-- RECORDED INFORMATION --
◇ ◇ ◇ ◇
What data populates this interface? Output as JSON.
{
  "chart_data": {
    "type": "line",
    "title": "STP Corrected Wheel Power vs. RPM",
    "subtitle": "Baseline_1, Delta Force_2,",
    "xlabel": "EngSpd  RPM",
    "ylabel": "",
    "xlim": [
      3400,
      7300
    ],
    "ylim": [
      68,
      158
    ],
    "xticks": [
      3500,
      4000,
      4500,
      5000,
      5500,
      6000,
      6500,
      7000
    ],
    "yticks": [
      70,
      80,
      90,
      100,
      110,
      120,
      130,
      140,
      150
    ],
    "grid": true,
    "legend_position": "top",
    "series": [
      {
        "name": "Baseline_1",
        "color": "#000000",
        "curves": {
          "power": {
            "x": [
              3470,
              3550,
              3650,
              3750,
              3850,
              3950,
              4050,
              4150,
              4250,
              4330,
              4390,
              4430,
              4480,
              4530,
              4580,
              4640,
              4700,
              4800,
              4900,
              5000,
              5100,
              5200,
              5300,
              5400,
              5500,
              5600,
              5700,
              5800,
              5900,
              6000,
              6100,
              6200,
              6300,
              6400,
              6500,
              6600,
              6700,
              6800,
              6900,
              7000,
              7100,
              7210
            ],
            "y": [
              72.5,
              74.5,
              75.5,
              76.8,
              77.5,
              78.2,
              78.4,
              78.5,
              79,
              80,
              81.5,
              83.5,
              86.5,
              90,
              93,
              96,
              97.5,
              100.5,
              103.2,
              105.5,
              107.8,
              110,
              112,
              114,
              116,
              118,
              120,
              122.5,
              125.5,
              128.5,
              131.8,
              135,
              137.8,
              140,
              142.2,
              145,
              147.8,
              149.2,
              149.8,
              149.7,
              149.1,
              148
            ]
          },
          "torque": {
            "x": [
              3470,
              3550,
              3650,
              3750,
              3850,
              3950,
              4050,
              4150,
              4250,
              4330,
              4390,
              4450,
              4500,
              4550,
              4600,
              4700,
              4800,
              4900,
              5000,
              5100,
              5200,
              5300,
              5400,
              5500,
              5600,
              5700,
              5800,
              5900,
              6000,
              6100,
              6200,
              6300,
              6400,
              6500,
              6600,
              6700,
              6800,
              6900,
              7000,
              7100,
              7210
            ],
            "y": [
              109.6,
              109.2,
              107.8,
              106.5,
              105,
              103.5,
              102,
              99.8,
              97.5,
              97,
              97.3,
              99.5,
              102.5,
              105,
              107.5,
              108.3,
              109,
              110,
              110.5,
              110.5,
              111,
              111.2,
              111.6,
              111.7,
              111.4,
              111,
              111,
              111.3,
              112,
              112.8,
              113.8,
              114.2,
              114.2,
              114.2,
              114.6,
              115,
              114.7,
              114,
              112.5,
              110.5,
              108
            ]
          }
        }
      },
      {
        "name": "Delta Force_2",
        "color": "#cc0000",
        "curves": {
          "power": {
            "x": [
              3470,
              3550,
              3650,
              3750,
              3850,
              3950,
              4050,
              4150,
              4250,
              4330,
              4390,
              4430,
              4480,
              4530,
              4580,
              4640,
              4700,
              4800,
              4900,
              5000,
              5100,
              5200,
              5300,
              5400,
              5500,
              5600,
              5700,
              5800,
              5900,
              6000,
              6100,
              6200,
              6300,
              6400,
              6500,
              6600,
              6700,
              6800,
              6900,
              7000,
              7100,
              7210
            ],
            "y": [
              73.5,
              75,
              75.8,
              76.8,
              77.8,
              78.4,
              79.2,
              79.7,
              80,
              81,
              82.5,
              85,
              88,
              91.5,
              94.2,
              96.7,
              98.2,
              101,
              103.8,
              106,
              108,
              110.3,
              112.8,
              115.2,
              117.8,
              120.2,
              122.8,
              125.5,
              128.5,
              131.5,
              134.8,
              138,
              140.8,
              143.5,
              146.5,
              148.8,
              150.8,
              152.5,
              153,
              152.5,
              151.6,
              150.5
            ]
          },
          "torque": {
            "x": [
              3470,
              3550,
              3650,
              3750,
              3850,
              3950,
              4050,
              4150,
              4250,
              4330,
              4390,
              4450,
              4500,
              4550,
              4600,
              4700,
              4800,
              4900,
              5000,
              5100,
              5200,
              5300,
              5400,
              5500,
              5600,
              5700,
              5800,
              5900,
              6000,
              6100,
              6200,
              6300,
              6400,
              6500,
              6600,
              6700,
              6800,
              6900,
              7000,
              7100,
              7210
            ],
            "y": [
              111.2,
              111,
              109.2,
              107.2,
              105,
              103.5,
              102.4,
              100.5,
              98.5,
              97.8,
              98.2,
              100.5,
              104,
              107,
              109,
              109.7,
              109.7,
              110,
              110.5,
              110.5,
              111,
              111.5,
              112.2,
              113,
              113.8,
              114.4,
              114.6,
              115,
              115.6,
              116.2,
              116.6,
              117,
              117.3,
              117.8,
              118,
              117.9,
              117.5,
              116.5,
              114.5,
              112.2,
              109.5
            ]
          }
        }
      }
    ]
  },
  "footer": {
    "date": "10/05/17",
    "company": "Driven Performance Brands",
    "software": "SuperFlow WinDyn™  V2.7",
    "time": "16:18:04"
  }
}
◇ ◇ ◇ ◇
-- WRITTEN EXERCISE --
The records above should be returned exactly.

-- THE RESULT --
What data populates this interface? Output as JSON.
{
  "chart_data": {
    "type": "line",
    "title": "STP Corrected Wheel Power vs. RPM",
    "subtitle": "Baseline_1, Delta Force_2,",
    "xlabel": "EngSpd  RPM",
    "ylabel": "",
    "xlim": [
      3400,
      7300
    ],
    "ylim": [
      68,
      158
    ],
    "xticks": [
      3500,
      4000,
      4500,
      5000,
      5500,
      6000,
      6500,
      7000
    ],
    "yticks": [
      70,
      80,
      90,
      100,
      110,
      120,
      130,
      140,
      150
    ],
    "grid": true,
    "legend_position": "top",
    "series": [
      {
        "name": "Baseline_1",
        "color": "#000000",
        "curves": {
          "power": {
            "x": [
              3470,
              3550,
              3650,
              3750,
              3850,
              3950,
              4050,
              4150,
              4250,
              4330,
              4390,
              4430,
              4480,
              4530,
              4580,
              4640,
              4700,
              4800,
              4900,
              5000,
              5100,
              5200,
              5300,
              5400,
              5500,
              5600,
              5700,
              5800,
              5900,
              6000,
              6100,
              6200,
              6300,
              6400,
              6500,
              6600,
              6700,
              6800,
              6900,
              7000,
              7100,
              7210
            ],
            "y": [
              72.5,
              74.5,
              75.5,
              76.8,
              77.5,
              78.2,
              78.4,
              78.5,
              79,
              80,
              81.5,
              83.5,
              86.5,
              90,
              93,
              96,
              97.5,
              100.5,
              103.2,
              105.5,
              107.8,
              110,
              112,
              114,
              116,
              118,
              120,
              122.5,
              125.5,
              128.5,
              131.8,
              135,
              137.8,
              140,
              142.2,
              145,
              147.8,
              149.2,
              149.8,
              149.7,
              149.1,
              148
            ]
          },
          "torque": {
            "x": [
              3470,
              3550,
              3650,
              3750,
              3850,
              3950,
              4050,
              4150,
              4250,
              4330,
              4390,
              4450,
              4500,
              4550,
              4600,
              4700,
              4800,
              4900,
              5000,
              5100,
              5200,
              5300,
              5400,
              5500,
              5600,
              5700,
              5800,
              5900,
              6000,
              6100,
              6200,
              6300,
              6400,
              6500,
              6600,
              6700,
              6800,
              6900,
              7000,
              7100,
              7210
            ],
            "y": [
              109.6,
              109.2,
              107.8,
              106.5,
              105,
              103.5,
              102,
              99.8,
              97.5,
              97,
              97.3,
              99.5,
              102.5,
              105,
              107.5,
              108.3,
              109,
              110,
              110.5,
              110.5,
              111,
              111.2,
              111.6,
              111.7,
              111.4,
              111,
              111,
              111.3,
              112,
              112.8,
              113.8,
              114.2,
              114.2,
              114.2,
              114.6,
              115,
              114.7,
              114,
              112.5,
              110.5,
              108
            ]
          }
        }
      },
      {
        "name": "Delta Force_2",
        "color": "#cc0000",
        "curves": {
          "power": {
            "x": [
              3470,
              3550,
              3650,
              3750,
              3850,
              3950,
              4050,
              4150,
              4250,
              4330,
              4390,
              4430,
              4480,
              4530,
              4580,
              4640,
              4700,
              4800,
              4900,
              5000,
              5100,
              5200,
              5300,
              5400,
              5500,
              5600,
              5700,
              5800,
              5900,
              6000,
              6100,
              6200,
              6300,
              6400,
              6500,
              6600,
              6700,
              6800,
              6900,
              7000,
              7100,
              7210
            ],
            "y": [
              73.5,
              75,
              75.8,
              76.8,
              77.8,
              78.4,
              79.2,
              79.7,
              80,
              81,
              82.5,
              85,
              88,
              91.5,
              94.2,
              96.7,
              98.2,
              101,
              103.8,
              106,
              108,
              110.3,
              112.8,
              115.2,
              117.8,
              120.2,
              122.8,
              125.5,
              128.5,
              131.5,
              134.8,
              138,
              140.8,
              143.5,
              146.5,
              148.8,
              150.8,
              152.5,
              153,
              152.5,
              151.6,
              150.5
            ]
          },
          "torque": {
            "x": [
              3470,
              3550,
              3650,
              3750,
              3850,
              3950,
              4050,
              4150,
              4250,
              4330,
              4390,
              4450,
              4500,
              4550,
              4600,
              4700,
              4800,
              4900,
              5000,
              5100,
              5200,
              5300,
              5400,
              5500,
              5600,
              5700,
              5800,
              5900,
              6000,
              6100,
              6200,
              6300,
              6400,
              6500,
              6600,
              6700,
              6800,
              6900,
              7000,
              7100,
              7210
            ],
            "y": [
              111.2,
              111,
              109.2,
              107.2,
              105,
              103.5,
              102.4,
              100.5,
              98.5,
              97.8,
              98.2,
              100.5,
              104,
              107,
              109,
              109.7,
              109.7,
              110,
              110.5,
              110.5,
              111,
              111.5,
              112.2,
              113,
              113.8,
              114.4,
              114.6,
              115,
              115.6,
              116.2,
              116.6,
              117,
              117.3,
              117.8,
              118,
              117.9,
              117.5,
              116.5,
              114.5,
              112.2,
              109.5
            ]
          }
        }
      }
    ]
  },
  "footer": {
    "date": "10/05/17",
    "company": "Driven Performance Brands",
    "software": "SuperFlow WinDyn™  V2.7",
    "time": "16:18:04"
  }
}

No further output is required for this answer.